=== DATA FOR THIS TASK ===
---+---

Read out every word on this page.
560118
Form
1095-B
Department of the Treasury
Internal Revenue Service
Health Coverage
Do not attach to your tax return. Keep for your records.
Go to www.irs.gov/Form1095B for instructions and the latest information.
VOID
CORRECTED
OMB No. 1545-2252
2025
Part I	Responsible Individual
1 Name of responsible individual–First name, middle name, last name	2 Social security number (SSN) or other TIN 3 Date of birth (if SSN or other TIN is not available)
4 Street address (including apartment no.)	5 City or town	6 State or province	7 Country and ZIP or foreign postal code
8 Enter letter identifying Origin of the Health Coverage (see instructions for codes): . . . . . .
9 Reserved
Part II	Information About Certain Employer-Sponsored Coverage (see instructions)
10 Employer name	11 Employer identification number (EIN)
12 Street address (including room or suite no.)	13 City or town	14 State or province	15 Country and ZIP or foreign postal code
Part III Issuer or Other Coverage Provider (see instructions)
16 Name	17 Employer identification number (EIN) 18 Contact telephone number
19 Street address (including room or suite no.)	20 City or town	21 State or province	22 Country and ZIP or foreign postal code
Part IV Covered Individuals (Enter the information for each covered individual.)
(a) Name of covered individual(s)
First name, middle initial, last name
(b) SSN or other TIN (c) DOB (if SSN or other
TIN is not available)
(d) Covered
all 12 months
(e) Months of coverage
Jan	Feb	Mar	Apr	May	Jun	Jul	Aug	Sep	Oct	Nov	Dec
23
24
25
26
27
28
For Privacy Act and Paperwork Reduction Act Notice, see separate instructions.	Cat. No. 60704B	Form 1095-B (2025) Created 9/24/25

---+---

=== EXERCISE BRIEF ===
Please reproduce each line exactly as written.

=== SOLVED PROBLEM ===
Read out every word on this page.
560118
Form
1095-B
Department of the Treasury
Internal Revenue Service
Health Coverage
Do not attach to your tax return. Keep for your records.
Go to www.irs.gov/Form1095B for instructions and the latest information.
VOID
CORRECTED
OMB No. 1545-2252
2025
Part I	Responsible Individual
1 Name of responsible individual–First name, middle name, last name	2 Social security number (SSN) or other TIN 3 Date of birth (if SSN or other TIN is not available)
4 Street address (including apartment no.)	5 City or town	6 State or province	7 Country and ZIP or foreign postal code
8 Enter letter identifying Origin of the Health Coverage (see instructions for codes): . . . . . .
9 Reserved
Part II	Information About Certain Employer-Sponsored Coverage (see instructions)
10 Employer name	11 Employer identification number (EIN)
12 Street address (including room or suite no.)	13 City or town	14 State or province	15 Country and ZIP or foreign postal code
Part III Issuer or Other Coverage Provider (see instructions)
16 Name	17 Employer identification number (EIN) 18 Contact telephone number
19 Street address (including room or suite no.)	20 City or town	21 State or province	22 Country and ZIP or foreign postal code
Part IV Covered Individuals (Enter the information for each covered individual.)
(a) Name of covered individual(s)
First name, middle initial, last name
(b) SSN or other TIN (c) DOB (if SSN or other
TIN is not available)
(d) Covered
all 12 months
(e) Months of coverage
Jan	Feb	Mar	Apr	May	Jun	Jul	Aug	Sep	Oct	Nov	Dec
23
24
25
26
27
28
For Privacy Act and Paperwork Reduction Act Notice, see separate instructions.	Cat. No. 60704B	Form 1095-B (2025) Created 9/24/25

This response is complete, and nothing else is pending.